» What is being asked
For this exercise, repeat all of the material verbatim apart from its images.

(Records excerpted from a collection)
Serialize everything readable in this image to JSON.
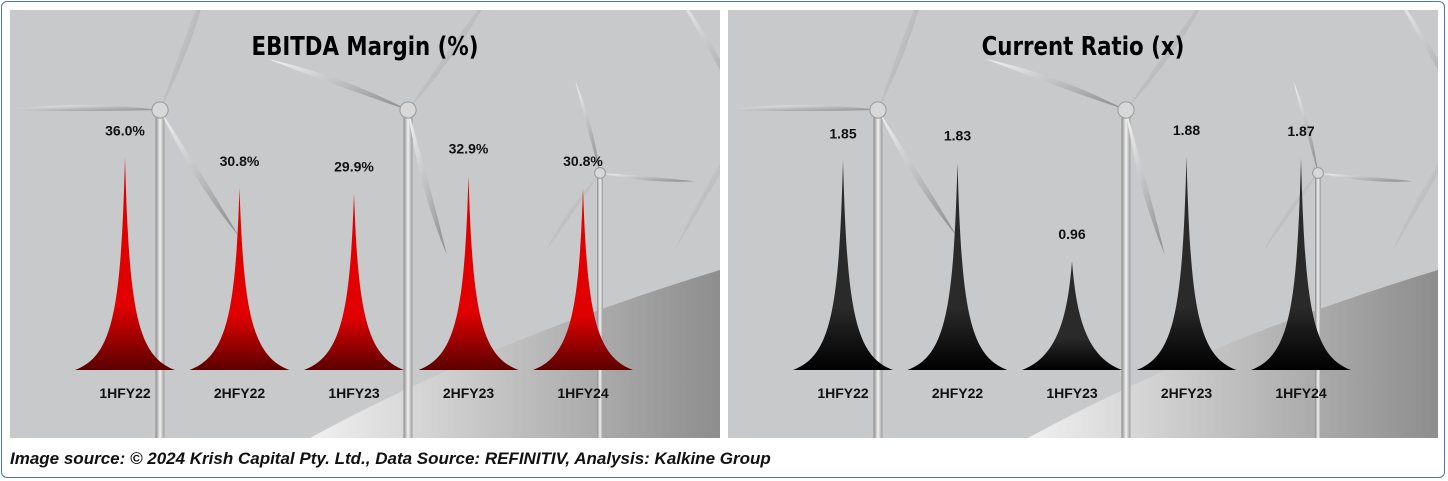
{
  "caption": "Image source: © 2024 Krish Capital Pty. Ltd., Data Source: REFINITIV, Analysis: Kalkine Group",
  "chart_data": [
    {
      "type": "bar",
      "title": "EBITDA Margin (%)",
      "categories": [
        "1HFY22",
        "2HFY22",
        "1HFY23",
        "2HFY23",
        "1HFY24"
      ],
      "values": [
        36.0,
        30.8,
        29.9,
        32.9,
        30.8
      ],
      "labels": [
        "36.0%",
        "30.8%",
        "29.9%",
        "32.9%",
        "30.8%"
      ],
      "xlabel": "",
      "ylabel": "",
      "ylim": [
        0,
        38
      ],
      "color": "#e00000",
      "color_dark": "#5a0000"
    },
    {
      "type": "bar",
      "title": "Current Ratio (x)",
      "categories": [
        "1HFY22",
        "2HFY22",
        "1HFY23",
        "2HFY23",
        "1HFY24"
      ],
      "values": [
        1.85,
        1.83,
        0.96,
        1.88,
        1.87
      ],
      "labels": [
        "1.85",
        "1.83",
        "0.96",
        "1.88",
        "1.87"
      ],
      "xlabel": "",
      "ylabel": "",
      "ylim": [
        0,
        1.98
      ],
      "color": "#2a2a2a",
      "color_dark": "#000000"
    }
  ]
}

» Output for this task
Serialize everything readable in this image to JSON.
{
  "caption": "Image source: © 2024 Krish Capital Pty. Ltd., Data Source: REFINITIV, Analysis: Kalkine Group",
  "chart_data": [
    {
      "type": "bar",
      "title": "EBITDA Margin (%)",
      "categories": [
        "1HFY22",
        "2HFY22",
        "1HFY23",
        "2HFY23",
        "1HFY24"
      ],
      "values": [
        36.0,
        30.8,
        29.9,
        32.9,
        30.8
      ],
      "labels": [
        "36.0%",
        "30.8%",
        "29.9%",
        "32.9%",
        "30.8%"
      ],
      "xlabel": "",
      "ylabel": "",
      "ylim": [
        0,
        38
      ],
      "color": "#e00000",
      "color_dark": "#5a0000"
    },
    {
      "type": "bar",
      "title": "Current Ratio (x)",
      "categories": [
        "1HFY22",
        "2HFY22",
        "1HFY23",
        "2HFY23",
        "1HFY24"
      ],
      "values": [
        1.85,
        1.83,
        0.96,
        1.88,
        1.87
      ],
      "labels": [
        "1.85",
        "1.83",
        "0.96",
        "1.88",
        "1.87"
      ],
      "xlabel": "",
      "ylabel": "",
      "ylim": [
        0,
        1.98
      ],
      "color": "#2a2a2a",
      "color_dark": "#000000"
    }
  ]
}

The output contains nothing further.